---- MATERIAL FOR THIS EXERCISE

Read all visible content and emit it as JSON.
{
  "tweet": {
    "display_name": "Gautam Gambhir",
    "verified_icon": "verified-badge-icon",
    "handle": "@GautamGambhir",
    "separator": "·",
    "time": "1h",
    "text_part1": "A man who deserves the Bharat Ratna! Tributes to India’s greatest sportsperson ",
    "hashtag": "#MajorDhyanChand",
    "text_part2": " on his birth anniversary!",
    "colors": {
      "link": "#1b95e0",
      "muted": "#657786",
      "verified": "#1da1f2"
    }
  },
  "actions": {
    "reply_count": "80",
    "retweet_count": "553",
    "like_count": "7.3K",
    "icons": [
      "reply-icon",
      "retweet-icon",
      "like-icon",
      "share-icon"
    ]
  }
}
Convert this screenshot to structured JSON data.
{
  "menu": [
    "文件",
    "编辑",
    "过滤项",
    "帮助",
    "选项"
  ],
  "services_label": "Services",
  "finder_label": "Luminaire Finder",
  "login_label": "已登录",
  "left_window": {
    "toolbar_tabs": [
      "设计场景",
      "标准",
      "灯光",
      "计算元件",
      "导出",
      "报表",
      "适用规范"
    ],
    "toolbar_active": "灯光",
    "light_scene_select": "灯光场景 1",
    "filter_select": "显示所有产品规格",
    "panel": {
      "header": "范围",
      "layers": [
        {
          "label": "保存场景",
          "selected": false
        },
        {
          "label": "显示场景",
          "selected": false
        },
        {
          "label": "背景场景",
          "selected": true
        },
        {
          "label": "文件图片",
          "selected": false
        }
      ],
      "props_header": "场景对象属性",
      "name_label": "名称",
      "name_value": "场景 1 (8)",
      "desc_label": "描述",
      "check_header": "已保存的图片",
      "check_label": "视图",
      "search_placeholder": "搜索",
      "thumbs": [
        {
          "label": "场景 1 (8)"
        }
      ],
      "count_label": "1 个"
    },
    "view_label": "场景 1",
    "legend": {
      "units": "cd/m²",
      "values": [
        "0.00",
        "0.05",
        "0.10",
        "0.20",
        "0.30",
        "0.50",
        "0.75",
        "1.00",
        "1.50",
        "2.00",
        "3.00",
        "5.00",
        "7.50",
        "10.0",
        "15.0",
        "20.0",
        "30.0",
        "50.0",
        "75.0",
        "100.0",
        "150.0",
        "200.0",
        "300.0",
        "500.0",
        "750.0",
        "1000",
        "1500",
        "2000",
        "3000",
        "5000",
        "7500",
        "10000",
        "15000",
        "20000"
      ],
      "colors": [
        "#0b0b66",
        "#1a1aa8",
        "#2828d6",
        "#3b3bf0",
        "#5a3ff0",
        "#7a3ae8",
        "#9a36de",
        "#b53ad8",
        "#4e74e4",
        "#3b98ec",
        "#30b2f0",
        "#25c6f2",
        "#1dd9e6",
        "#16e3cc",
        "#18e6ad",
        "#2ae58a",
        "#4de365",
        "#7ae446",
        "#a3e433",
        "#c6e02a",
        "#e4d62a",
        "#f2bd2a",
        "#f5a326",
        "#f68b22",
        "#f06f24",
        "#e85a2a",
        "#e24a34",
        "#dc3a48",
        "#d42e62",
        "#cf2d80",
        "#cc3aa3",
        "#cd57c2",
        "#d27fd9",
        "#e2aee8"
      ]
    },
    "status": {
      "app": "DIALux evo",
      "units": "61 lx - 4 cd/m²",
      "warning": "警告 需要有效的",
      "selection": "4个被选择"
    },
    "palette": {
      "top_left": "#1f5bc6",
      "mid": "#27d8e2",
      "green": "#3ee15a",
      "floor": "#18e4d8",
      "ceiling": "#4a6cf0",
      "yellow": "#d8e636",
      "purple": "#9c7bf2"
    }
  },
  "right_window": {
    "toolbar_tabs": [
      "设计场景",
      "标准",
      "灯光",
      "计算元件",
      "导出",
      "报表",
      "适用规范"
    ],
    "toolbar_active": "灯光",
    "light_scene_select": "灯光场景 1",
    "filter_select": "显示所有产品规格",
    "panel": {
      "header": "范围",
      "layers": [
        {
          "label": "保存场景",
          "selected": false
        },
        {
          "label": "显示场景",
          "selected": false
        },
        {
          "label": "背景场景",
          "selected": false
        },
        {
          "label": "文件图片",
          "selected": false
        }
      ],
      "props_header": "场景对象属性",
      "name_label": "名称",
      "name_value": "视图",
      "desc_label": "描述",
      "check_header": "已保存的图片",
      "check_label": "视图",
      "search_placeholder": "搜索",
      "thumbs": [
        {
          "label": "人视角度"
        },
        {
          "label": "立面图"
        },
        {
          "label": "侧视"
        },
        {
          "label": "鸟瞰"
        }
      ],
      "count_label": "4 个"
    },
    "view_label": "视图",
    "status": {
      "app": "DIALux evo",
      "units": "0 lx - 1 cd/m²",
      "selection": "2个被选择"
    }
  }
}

--------

## WHAT TO PRODUCE
Each entry must be reproduced verbatim.

## COMPLETE ANSWER
Read all visible content and emit it as JSON.
{
  "tweet": {
    "display_name": "Gautam Gambhir",
    "verified_icon": "verified-badge-icon",
    "handle": "@GautamGambhir",
    "separator": "·",
    "time": "1h",
    "text_part1": "A man who deserves the Bharat Ratna! Tributes to India’s greatest sportsperson ",
    "hashtag": "#MajorDhyanChand",
    "text_part2": " on his birth anniversary!",
    "colors": {
      "link": "#1b95e0",
      "muted": "#657786",
      "verified": "#1da1f2"
    }
  },
  "actions": {
    "reply_count": "80",
    "retweet_count": "553",
    "like_count": "7.3K",
    "icons": [
      "reply-icon",
      "retweet-icon",
      "like-icon",
      "share-icon"
    ]
  }
}
Convert this screenshot to structured JSON data.
{
  "menu": [
    "文件",
    "编辑",
    "过滤项",
    "帮助",
    "选项"
  ],
  "services_label": "Services",
  "finder_label": "Luminaire Finder",
  "login_label": "已登录",
  "left_window": {
    "toolbar_tabs": [
      "设计场景",
      "标准",
      "灯光",
      "计算元件",
      "导出",
      "报表",
      "适用规范"
    ],
    "toolbar_active": "灯光",
    "light_scene_select": "灯光场景 1",
    "filter_select": "显示所有产品规格",
    "panel": {
      "header": "范围",
      "layers": [
        {
          "label": "保存场景",
          "selected": false
        },
        {
          "label": "显示场景",
          "selected": false
        },
        {
          "label": "背景场景",
          "selected": true
        },
        {
          "label": "文件图片",
          "selected": false
        }
      ],
      "props_header": "场景对象属性",
      "name_label": "名称",
      "name_value": "场景 1 (8)",
      "desc_label": "描述",
      "check_header": "已保存的图片",
      "check_label": "视图",
      "search_placeholder": "搜索",
      "thumbs": [
        {
          "label": "场景 1 (8)"
        }
      ],
      "count_label": "1 个"
    },
    "view_label": "场景 1",
    "legend": {
      "units": "cd/m²",
      "values": [
        "0.00",
        "0.05",
        "0.10",
        "0.20",
        "0.30",
        "0.50",
        "0.75",
        "1.00",
        "1.50",
        "2.00",
        "3.00",
        "5.00",
        "7.50",
        "10.0",
        "15.0",
        "20.0",
        "30.0",
        "50.0",
        "75.0",
        "100.0",
        "150.0",
        "200.0",
        "300.0",
        "500.0",
        "750.0",
        "1000",
        "1500",
        "2000",
        "3000",
        "5000",
        "7500",
        "10000",
        "15000",
        "20000"
      ],
      "colors": [
        "#0b0b66",
        "#1a1aa8",
        "#2828d6",
        "#3b3bf0",
        "#5a3ff0",
        "#7a3ae8",
        "#9a36de",
        "#b53ad8",
        "#4e74e4",
        "#3b98ec",
        "#30b2f0",
        "#25c6f2",
        "#1dd9e6",
        "#16e3cc",
        "#18e6ad",
        "#2ae58a",
        "#4de365",
        "#7ae446",
        "#a3e433",
        "#c6e02a",
        "#e4d62a",
        "#f2bd2a",
        "#f5a326",
        "#f68b22",
        "#f06f24",
        "#e85a2a",
        "#e24a34",
        "#dc3a48",
        "#d42e62",
        "#cf2d80",
        "#cc3aa3",
        "#cd57c2",
        "#d27fd9",
        "#e2aee8"
      ]
    },
    "status": {
      "app": "DIALux evo",
      "units": "61 lx - 4 cd/m²",
      "warning": "警告 需要有效的",
      "selection": "4个被选择"
    },
    "palette": {
      "top_left": "#1f5bc6",
      "mid": "#27d8e2",
      "green": "#3ee15a",
      "floor": "#18e4d8",
      "ceiling": "#4a6cf0",
      "yellow": "#d8e636",
      "purple": "#9c7bf2"
    }
  },
  "right_window": {
    "toolbar_tabs": [
      "设计场景",
      "标准",
      "灯光",
      "计算元件",
      "导出",
      "报表",
      "适用规范"
    ],
    "toolbar_active": "灯光",
    "light_scene_select": "灯光场景 1",
    "filter_select": "显示所有产品规格",
    "panel": {
      "header": "范围",
      "layers": [
        {
          "label": "保存场景",
          "selected": false
        },
        {
          "label": "显示场景",
          "selected": false
        },
        {
          "label": "背景场景",
          "selected": false
        },
        {
          "label": "文件图片",
          "selected": false
        }
      ],
      "props_header": "场景对象属性",
      "name_label": "名称",
      "name_value": "视图",
      "desc_label": "描述",
      "check_header": "已保存的图片",
      "check_label": "视图",
      "search_placeholder": "搜索",
      "thumbs": [
        {
          "label": "人视角度"
        },
        {
          "label": "立面图"
        },
        {
          "label": "侧视"
        },
        {
          "label": "鸟瞰"
        }
      ],
      "count_label": "4 个"
    },
    "view_label": "视图",
    "status": {
      "app": "DIALux evo",
      "units": "0 lx - 1 cd/m²",
      "selection": "2个被选择"
    }
  }
}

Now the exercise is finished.